■ **Work required**
Extract each line of the material that follows exactly and omit its pictures.
------------
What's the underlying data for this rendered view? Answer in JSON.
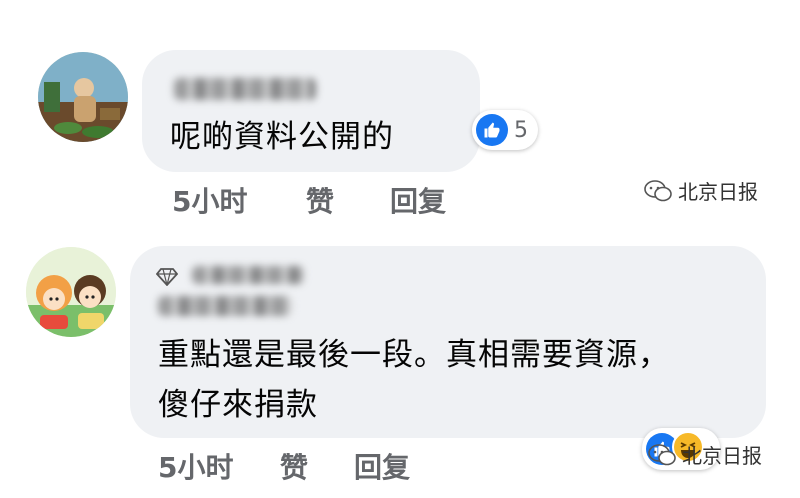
{
  "comments": [
    {
      "author": "",
      "text": "呢啲資料公開的",
      "reactions": {
        "icon": "like-icon",
        "count": "5"
      },
      "time": "5小时",
      "like_label": "赞",
      "reply_label": "回复"
    },
    {
      "author": "",
      "text_line1": "重點還是最後一段。真相需要資源，",
      "text_line2": "傻仔來捐款",
      "reactions": {
        "icons": [
          "like-icon",
          "haha-icon"
        ],
        "count": ""
      },
      "time": "5小时",
      "like_label": "赞",
      "reply_label": "回复"
    }
  ],
  "watermark": {
    "text": "北京日报"
  },
  "colors": {
    "bubble": "#eff1f4",
    "meta_text": "#65676b",
    "like_blue": "#1877f2",
    "haha_yellow": "#f7b928"
  }
}
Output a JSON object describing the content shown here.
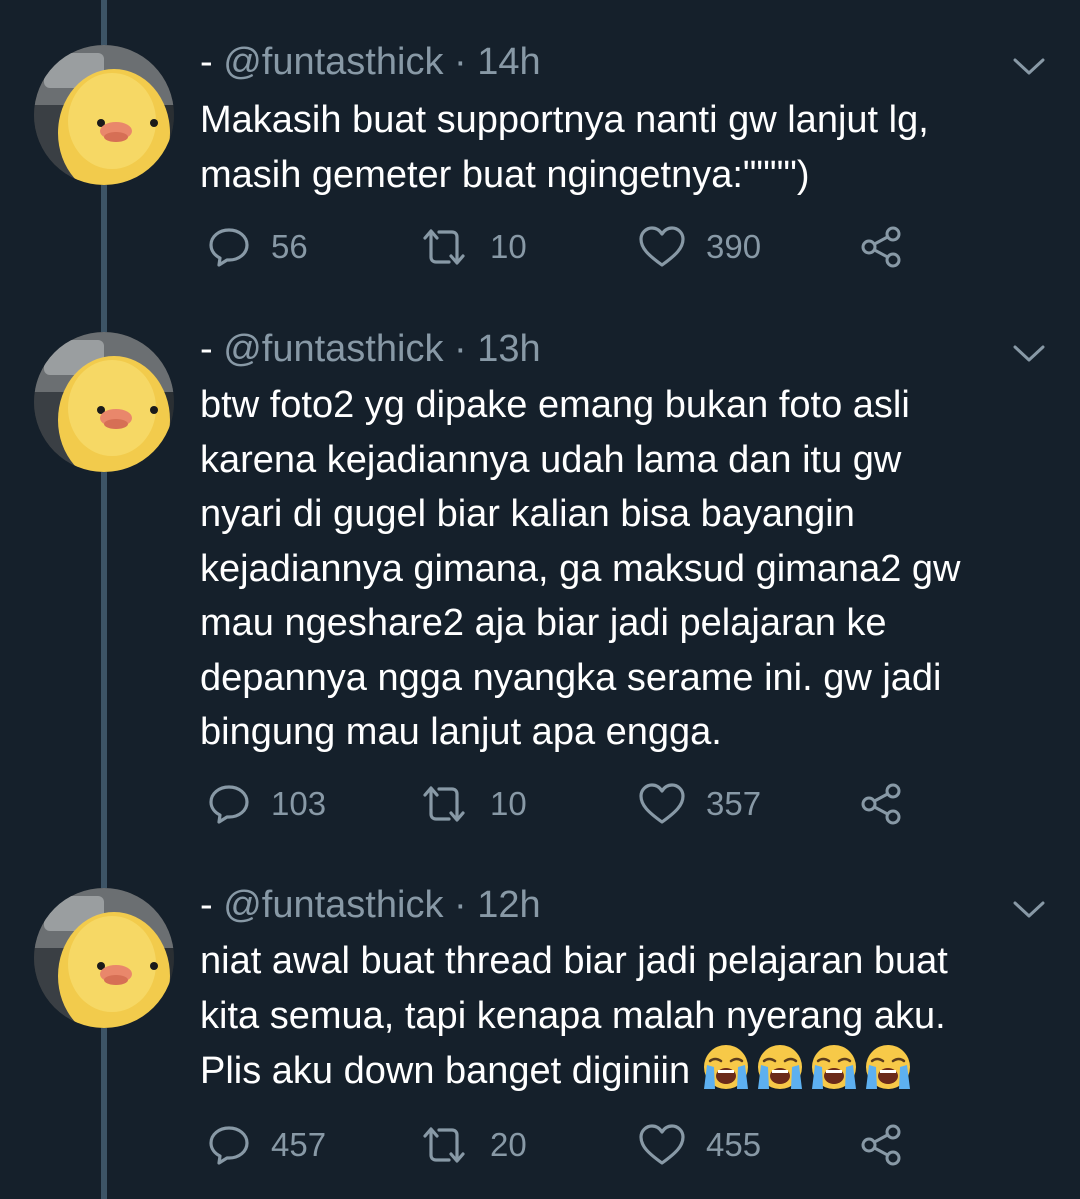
------------
■ **Exercise output**
What's the underlying data for this rendered view? Answer in JSON.
{
  "comments": [
    {
      "author": "",
      "text": "呢啲資料公開的",
      "reactions": {
        "icon": "like-icon",
        "count": "5"
      },
      "time": "5小时",
      "like_label": "赞",
      "reply_label": "回复"
    },
    {
      "author": "",
      "text_line1": "重點還是最後一段。真相需要資源，",
      "text_line2": "傻仔來捐款",
      "reactions": {
        "icons": [
          "like-icon",
          "haha-icon"
        ],
        "count": ""
      },
      "time": "5小时",
      "like_label": "赞",
      "reply_label": "回复"
    }
  ],
  "watermark": {
    "text": "北京日报"
  },
  "colors": {
    "bubble": "#eff1f4",
    "meta_text": "#65676b",
    "like_blue": "#1877f2",
    "haha_yellow": "#f7b928"
  }
}
Output a JSON object describing the content shown here.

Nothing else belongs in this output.